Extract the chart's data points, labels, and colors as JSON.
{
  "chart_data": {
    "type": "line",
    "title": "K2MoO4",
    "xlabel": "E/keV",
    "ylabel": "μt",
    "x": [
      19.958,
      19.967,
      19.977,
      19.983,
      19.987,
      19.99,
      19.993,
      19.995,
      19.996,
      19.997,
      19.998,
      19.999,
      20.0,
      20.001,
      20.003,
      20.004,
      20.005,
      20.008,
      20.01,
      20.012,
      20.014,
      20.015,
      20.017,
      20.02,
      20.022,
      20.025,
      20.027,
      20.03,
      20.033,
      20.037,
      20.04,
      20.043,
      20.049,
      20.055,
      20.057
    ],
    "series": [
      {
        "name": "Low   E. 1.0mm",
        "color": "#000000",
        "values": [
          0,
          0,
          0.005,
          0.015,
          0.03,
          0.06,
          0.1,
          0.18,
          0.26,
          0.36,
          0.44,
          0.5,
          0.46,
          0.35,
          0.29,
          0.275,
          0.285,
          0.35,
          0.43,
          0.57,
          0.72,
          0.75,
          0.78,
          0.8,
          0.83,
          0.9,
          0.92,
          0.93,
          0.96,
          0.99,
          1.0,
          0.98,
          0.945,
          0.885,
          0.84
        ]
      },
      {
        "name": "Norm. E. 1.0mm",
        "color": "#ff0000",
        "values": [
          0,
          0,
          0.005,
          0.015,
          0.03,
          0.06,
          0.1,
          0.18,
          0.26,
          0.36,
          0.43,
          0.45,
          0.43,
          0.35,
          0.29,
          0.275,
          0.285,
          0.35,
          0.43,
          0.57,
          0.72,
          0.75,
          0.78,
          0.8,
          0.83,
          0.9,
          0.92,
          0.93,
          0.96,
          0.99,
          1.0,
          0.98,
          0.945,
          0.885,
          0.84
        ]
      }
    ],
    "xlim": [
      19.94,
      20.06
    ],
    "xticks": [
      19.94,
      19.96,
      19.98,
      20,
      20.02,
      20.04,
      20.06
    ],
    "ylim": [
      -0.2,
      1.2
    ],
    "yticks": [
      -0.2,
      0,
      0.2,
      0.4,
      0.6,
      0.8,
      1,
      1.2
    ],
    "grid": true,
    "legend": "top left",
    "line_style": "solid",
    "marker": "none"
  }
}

^^^^^^^^^^^^^^^^

**Task directions:** Give all of the entries again, word for word.

**Result of the task:**
Extract the chart's data points, labels, and colors as JSON.
{
  "chart_data": {
    "type": "line",
    "title": "K2MoO4",
    "xlabel": "E/keV",
    "ylabel": "μt",
    "x": [
      19.958,
      19.967,
      19.977,
      19.983,
      19.987,
      19.99,
      19.993,
      19.995,
      19.996,
      19.997,
      19.998,
      19.999,
      20.0,
      20.001,
      20.003,
      20.004,
      20.005,
      20.008,
      20.01,
      20.012,
      20.014,
      20.015,
      20.017,
      20.02,
      20.022,
      20.025,
      20.027,
      20.03,
      20.033,
      20.037,
      20.04,
      20.043,
      20.049,
      20.055,
      20.057
    ],
    "series": [
      {
        "name": "Low   E. 1.0mm",
        "color": "#000000",
        "values": [
          0,
          0,
          0.005,
          0.015,
          0.03,
          0.06,
          0.1,
          0.18,
          0.26,
          0.36,
          0.44,
          0.5,
          0.46,
          0.35,
          0.29,
          0.275,
          0.285,
          0.35,
          0.43,
          0.57,
          0.72,
          0.75,
          0.78,
          0.8,
          0.83,
          0.9,
          0.92,
          0.93,
          0.96,
          0.99,
          1.0,
          0.98,
          0.945,
          0.885,
          0.84
        ]
      },
      {
        "name": "Norm. E. 1.0mm",
        "color": "#ff0000",
        "values": [
          0,
          0,
          0.005,
          0.015,
          0.03,
          0.06,
          0.1,
          0.18,
          0.26,
          0.36,
          0.43,
          0.45,
          0.43,
          0.35,
          0.29,
          0.275,
          0.285,
          0.35,
          0.43,
          0.57,
          0.72,
          0.75,
          0.78,
          0.8,
          0.83,
          0.9,
          0.92,
          0.93,
          0.96,
          0.99,
          1.0,
          0.98,
          0.945,
          0.885,
          0.84
        ]
      }
    ],
    "xlim": [
      19.94,
      20.06
    ],
    "xticks": [
      19.94,
      19.96,
      19.98,
      20,
      20.02,
      20.04,
      20.06
    ],
    "ylim": [
      -0.2,
      1.2
    ],
    "yticks": [
      -0.2,
      0,
      0.2,
      0.4,
      0.6,
      0.8,
      1,
      1.2
    ],
    "grid": true,
    "legend": "top left",
    "line_style": "solid",
    "marker": "none"
  }
}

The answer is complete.